Task → Determine how many lines contain the string "tempes", then reply with that figure only.

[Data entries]
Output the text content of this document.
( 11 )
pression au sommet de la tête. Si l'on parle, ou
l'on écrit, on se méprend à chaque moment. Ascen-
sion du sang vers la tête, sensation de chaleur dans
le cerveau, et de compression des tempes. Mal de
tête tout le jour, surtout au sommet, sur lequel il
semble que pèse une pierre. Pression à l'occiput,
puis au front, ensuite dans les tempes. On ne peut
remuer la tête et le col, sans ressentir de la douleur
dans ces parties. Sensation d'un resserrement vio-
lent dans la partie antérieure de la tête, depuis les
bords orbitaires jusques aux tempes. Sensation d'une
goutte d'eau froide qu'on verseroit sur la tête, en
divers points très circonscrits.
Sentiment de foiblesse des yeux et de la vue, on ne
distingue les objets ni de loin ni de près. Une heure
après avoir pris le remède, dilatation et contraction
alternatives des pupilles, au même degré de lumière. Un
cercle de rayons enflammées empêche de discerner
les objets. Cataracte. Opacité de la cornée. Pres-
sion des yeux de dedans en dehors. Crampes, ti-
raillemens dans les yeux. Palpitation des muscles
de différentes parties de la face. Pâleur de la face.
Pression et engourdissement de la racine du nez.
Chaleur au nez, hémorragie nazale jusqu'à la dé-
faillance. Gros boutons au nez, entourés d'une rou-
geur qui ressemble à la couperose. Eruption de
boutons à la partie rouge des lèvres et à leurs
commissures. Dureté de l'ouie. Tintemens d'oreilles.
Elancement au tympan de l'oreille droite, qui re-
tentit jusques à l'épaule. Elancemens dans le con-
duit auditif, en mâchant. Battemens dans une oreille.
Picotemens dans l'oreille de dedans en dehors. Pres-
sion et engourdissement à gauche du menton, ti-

--

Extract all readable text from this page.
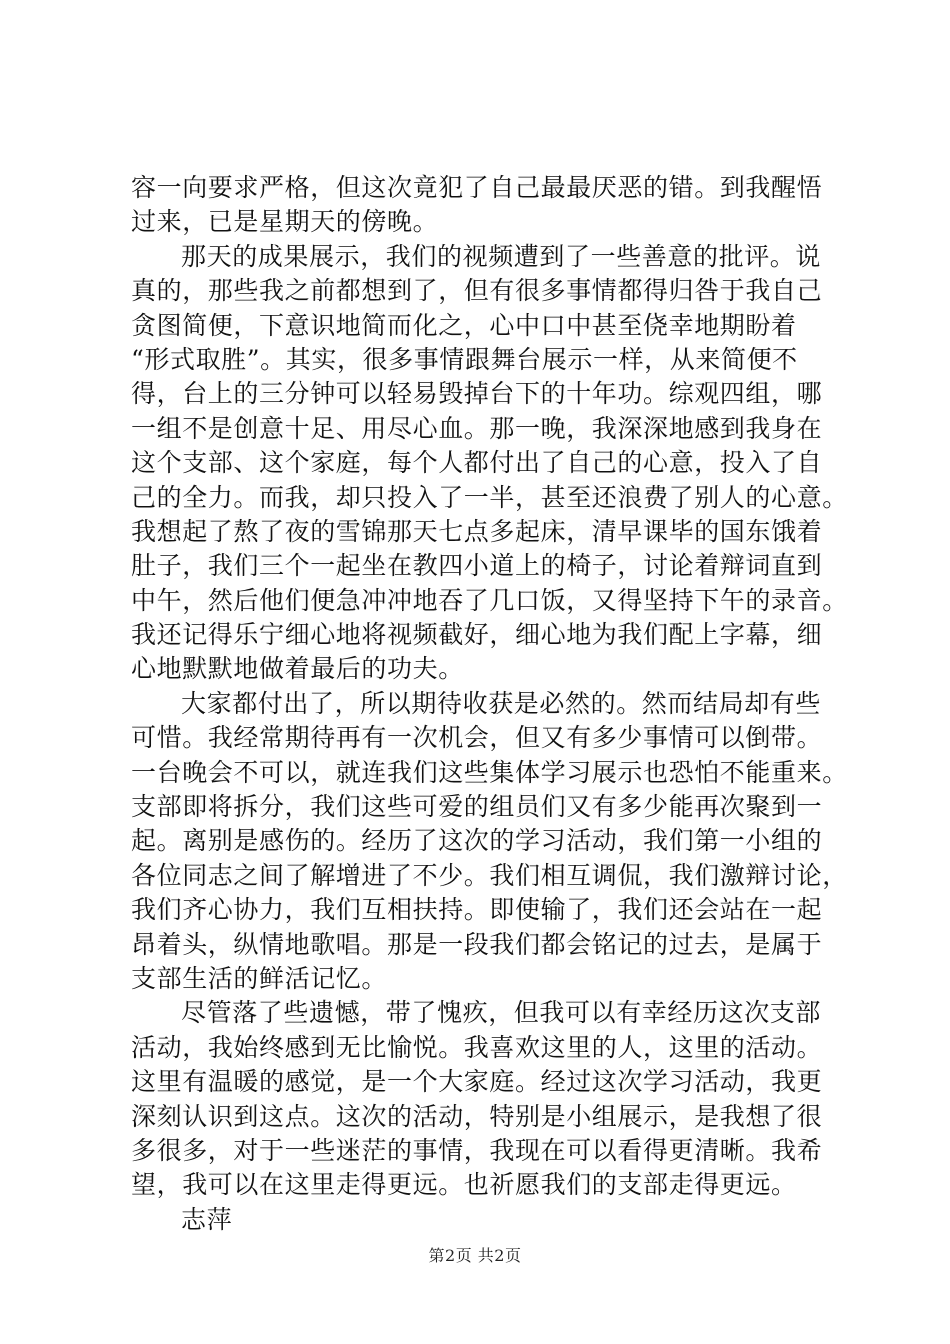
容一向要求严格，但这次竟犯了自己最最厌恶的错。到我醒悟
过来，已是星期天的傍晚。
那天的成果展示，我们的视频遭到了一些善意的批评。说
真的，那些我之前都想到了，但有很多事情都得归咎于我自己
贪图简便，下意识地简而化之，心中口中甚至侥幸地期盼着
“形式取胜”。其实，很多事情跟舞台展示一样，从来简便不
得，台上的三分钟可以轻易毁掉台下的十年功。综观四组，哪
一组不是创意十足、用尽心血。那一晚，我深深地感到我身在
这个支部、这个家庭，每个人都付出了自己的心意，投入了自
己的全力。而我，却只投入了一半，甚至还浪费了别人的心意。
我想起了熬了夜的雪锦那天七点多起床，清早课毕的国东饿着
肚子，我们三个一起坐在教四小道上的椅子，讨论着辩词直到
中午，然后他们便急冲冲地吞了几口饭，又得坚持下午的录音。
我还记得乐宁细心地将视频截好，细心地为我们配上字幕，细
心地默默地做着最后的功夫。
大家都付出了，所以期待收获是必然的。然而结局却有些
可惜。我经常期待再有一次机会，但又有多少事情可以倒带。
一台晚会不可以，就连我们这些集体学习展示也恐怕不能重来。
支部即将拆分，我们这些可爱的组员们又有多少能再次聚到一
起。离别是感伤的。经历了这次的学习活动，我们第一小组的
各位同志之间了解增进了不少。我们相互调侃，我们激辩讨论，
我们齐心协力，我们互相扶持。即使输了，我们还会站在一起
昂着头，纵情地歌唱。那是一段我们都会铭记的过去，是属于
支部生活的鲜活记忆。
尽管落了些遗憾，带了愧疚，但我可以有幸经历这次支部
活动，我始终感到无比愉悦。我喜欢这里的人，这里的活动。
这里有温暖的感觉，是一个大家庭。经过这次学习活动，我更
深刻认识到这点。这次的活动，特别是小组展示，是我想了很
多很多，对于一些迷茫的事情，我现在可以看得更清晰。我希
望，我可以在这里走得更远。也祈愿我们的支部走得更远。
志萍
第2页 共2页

...

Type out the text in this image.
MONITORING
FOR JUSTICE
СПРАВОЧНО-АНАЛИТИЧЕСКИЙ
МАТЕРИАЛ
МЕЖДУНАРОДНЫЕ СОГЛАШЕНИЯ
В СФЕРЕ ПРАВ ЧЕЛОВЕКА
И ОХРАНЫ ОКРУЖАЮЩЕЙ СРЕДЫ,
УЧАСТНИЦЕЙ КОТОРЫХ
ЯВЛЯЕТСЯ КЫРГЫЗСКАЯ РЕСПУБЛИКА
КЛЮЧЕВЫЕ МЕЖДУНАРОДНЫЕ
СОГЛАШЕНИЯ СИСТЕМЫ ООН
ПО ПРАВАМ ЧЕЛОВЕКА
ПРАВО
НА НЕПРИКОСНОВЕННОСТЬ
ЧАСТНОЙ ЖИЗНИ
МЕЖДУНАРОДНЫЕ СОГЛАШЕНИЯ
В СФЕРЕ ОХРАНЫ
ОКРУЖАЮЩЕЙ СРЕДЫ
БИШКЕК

Response → 3